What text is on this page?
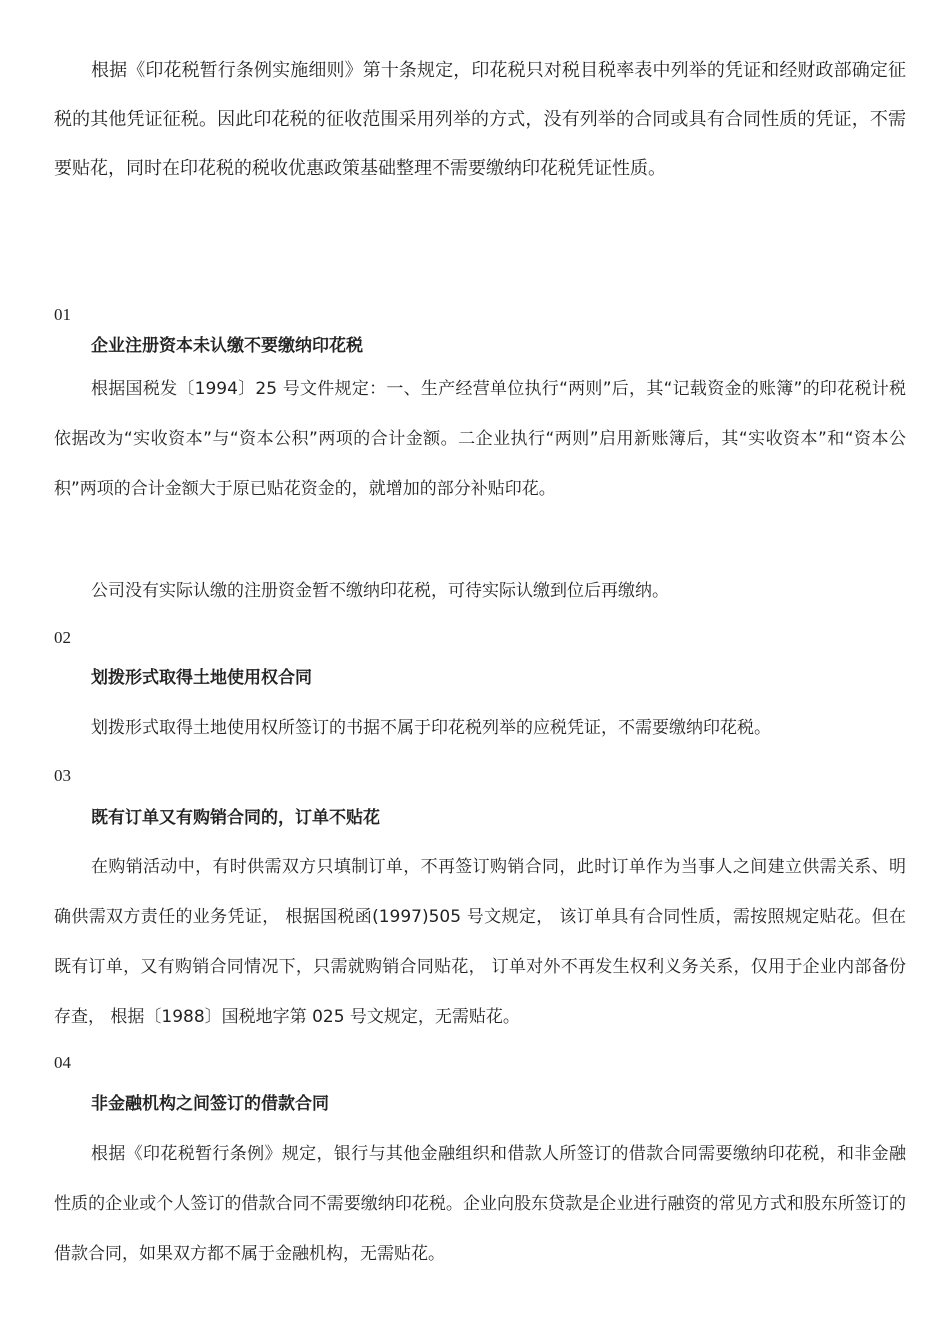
根据《印花税暂行条例实施细则》第十条规定，印花税只对税目税率表中列举的凭证和经财政部确定征税的其他凭证征税。因此印花税的征收范围采用列举的方式，没有列举的合同或具有合同性质的凭证，不需要贴花，同时在印花税的税收优惠政策基础整理不需要缴纳印花税凭证性质。

01

企业注册资本未认缴不要缴纳印花税

根据国税发〔1994〕25 号文件规定：一、生产经营单位执行“两则”后，其“记载资金的账簿”的印花税计税依据改为“实收资本”与“资本公积”两项的合计金额。二企业执行“两则”启用新账簿后，其“实收资本”和“资本公积”两项的合计金额大于原已贴花资金的，就增加的部分补贴印花。

公司没有实际认缴的注册资金暂不缴纳印花税，可待实际认缴到位后再缴纳。

02

划拨形式取得土地使用权合同

划拨形式取得土地使用权所签订的书据不属于印花税列举的应税凭证，不需要缴纳印花税。

03

既有订单又有购销合同的，订单不贴花

在购销活动中，有时供需双方只填制订单，不再签订购销合同，此时订单作为当事人之间建立供需关系、明确供需双方责任的业务凭证， 根据国税函(1997)505 号文规定， 该订单具有合同性质，需按照规定贴花。但在既有订单，又有购销合同情况下，只需就购销合同贴花， 订单对外不再发生权利义务关系，仅用于企业内部备份存查， 根据〔1988〕国税地字第 025 号文规定，无需贴花。

04

非金融机构之间签订的借款合同

根据《印花税暂行条例》规定，银行与其他金融组织和借款人所签订的借款合同需要缴纳印花税，和非金融性质的企业或个人签订的借款合同不需要缴纳印花税。企业向股东贷款是企业进行融资的常见方式和股东所签订的借款合同，如果双方都不属于金融机构，无需贴花。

### INSTRUCTIONS FOR THE TASK
Copy out every line that includes the word "无需贴花".

### ANSWER TO THE EXERCISE
在购销活动中，有时供需双方只填制订单，不再签订购销合同，此时订单作为当事人之间建立供需关系、明确供需双方责任的业务凭证， 根据国税函(1997)505 号文规定， 该订单具有合同性质，需按照规定贴花。但在既有订单，又有购销合同情况下，只需就购销合同贴花， 订单对外不再发生权利义务关系，仅用于企业内部备份存查， 根据〔1988〕国税地字第 025 号文规定，无需贴花。
根据《印花税暂行条例》规定，银行与其他金融组织和借款人所签订的借款合同需要缴纳印花税，和非金融性质的企业或个人签订的借款合同不需要缴纳印花税。企业向股东贷款是企业进行融资的常见方式和股东所签订的借款合同，如果双方都不属于金融机构，无需贴花。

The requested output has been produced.